Transcribe every line of the listing below without any deviation.
— START Dataset rows —
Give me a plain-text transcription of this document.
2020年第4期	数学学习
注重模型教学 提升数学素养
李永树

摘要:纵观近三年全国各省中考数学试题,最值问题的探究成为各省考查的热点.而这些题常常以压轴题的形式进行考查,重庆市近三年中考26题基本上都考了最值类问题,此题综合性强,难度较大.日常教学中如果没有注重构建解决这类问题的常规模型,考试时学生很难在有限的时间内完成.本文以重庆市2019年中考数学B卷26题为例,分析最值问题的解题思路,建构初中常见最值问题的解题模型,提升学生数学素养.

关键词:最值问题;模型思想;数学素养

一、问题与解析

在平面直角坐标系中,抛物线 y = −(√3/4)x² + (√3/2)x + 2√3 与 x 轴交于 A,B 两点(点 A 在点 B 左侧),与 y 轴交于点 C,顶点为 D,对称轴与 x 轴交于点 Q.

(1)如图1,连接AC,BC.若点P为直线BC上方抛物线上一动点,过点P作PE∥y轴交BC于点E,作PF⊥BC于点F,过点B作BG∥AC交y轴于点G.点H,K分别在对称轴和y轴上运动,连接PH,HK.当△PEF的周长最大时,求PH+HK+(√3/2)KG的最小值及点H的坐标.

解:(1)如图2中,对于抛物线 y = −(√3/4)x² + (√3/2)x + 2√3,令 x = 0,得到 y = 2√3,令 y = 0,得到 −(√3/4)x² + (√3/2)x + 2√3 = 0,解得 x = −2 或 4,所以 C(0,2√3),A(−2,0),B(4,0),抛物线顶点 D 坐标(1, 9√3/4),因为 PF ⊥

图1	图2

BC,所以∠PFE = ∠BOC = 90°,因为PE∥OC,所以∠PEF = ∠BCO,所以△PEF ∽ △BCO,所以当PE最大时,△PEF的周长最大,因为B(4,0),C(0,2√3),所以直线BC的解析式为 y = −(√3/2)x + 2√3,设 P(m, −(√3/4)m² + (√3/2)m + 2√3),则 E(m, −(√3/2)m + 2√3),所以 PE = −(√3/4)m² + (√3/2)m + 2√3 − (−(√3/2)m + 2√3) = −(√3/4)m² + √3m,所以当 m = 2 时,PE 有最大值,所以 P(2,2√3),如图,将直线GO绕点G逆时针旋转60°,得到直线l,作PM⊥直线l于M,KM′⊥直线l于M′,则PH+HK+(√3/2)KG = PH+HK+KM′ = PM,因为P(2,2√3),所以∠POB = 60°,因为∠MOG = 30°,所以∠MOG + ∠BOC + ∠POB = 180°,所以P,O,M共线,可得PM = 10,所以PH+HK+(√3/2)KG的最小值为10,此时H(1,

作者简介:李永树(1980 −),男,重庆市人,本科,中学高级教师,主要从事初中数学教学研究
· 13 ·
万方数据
— END Dataset rows —
Result.
Give me a plain-text transcription of this document.
2020年第4期	数学学习
注重模型教学 提升数学素养
李永树

摘要:纵观近三年全国各省中考数学试题,最值问题的探究成为各省考查的热点.而这些题常常以压轴题的形式进行考查,重庆市近三年中考26题基本上都考了最值类问题,此题综合性强,难度较大.日常教学中如果没有注重构建解决这类问题的常规模型,考试时学生很难在有限的时间内完成.本文以重庆市2019年中考数学B卷26题为例,分析最值问题的解题思路,建构初中常见最值问题的解题模型,提升学生数学素养.

关键词:最值问题;模型思想;数学素养

一、问题与解析

在平面直角坐标系中,抛物线 y = −(√3/4)x² + (√3/2)x + 2√3 与 x 轴交于 A,B 两点(点 A 在点 B 左侧),与 y 轴交于点 C,顶点为 D,对称轴与 x 轴交于点 Q.

(1)如图1,连接AC,BC.若点P为直线BC上方抛物线上一动点,过点P作PE∥y轴交BC于点E,作PF⊥BC于点F,过点B作BG∥AC交y轴于点G.点H,K分别在对称轴和y轴上运动,连接PH,HK.当△PEF的周长最大时,求PH+HK+(√3/2)KG的最小值及点H的坐标.

解:(1)如图2中,对于抛物线 y = −(√3/4)x² + (√3/2)x + 2√3,令 x = 0,得到 y = 2√3,令 y = 0,得到 −(√3/4)x² + (√3/2)x + 2√3 = 0,解得 x = −2 或 4,所以 C(0,2√3),A(−2,0),B(4,0),抛物线顶点 D 坐标(1, 9√3/4),因为 PF ⊥

图1	图2

BC,所以∠PFE = ∠BOC = 90°,因为PE∥OC,所以∠PEF = ∠BCO,所以△PEF ∽ △BCO,所以当PE最大时,△PEF的周长最大,因为B(4,0),C(0,2√3),所以直线BC的解析式为 y = −(√3/2)x + 2√3,设 P(m, −(√3/4)m² + (√3/2)m + 2√3),则 E(m, −(√3/2)m + 2√3),所以 PE = −(√3/4)m² + (√3/2)m + 2√3 − (−(√3/2)m + 2√3) = −(√3/4)m² + √3m,所以当 m = 2 时,PE 有最大值,所以 P(2,2√3),如图,将直线GO绕点G逆时针旋转60°,得到直线l,作PM⊥直线l于M,KM′⊥直线l于M′,则PH+HK+(√3/2)KG = PH+HK+KM′ = PM,因为P(2,2√3),所以∠POB = 60°,因为∠MOG = 30°,所以∠MOG + ∠BOC + ∠POB = 180°,所以P,O,M共线,可得PM = 10,所以PH+HK+(√3/2)KG的最小值为10,此时H(1,

作者简介:李永树(1980 −),男,重庆市人,本科,中学高级教师,主要从事初中数学教学研究
· 13 ·
万方数据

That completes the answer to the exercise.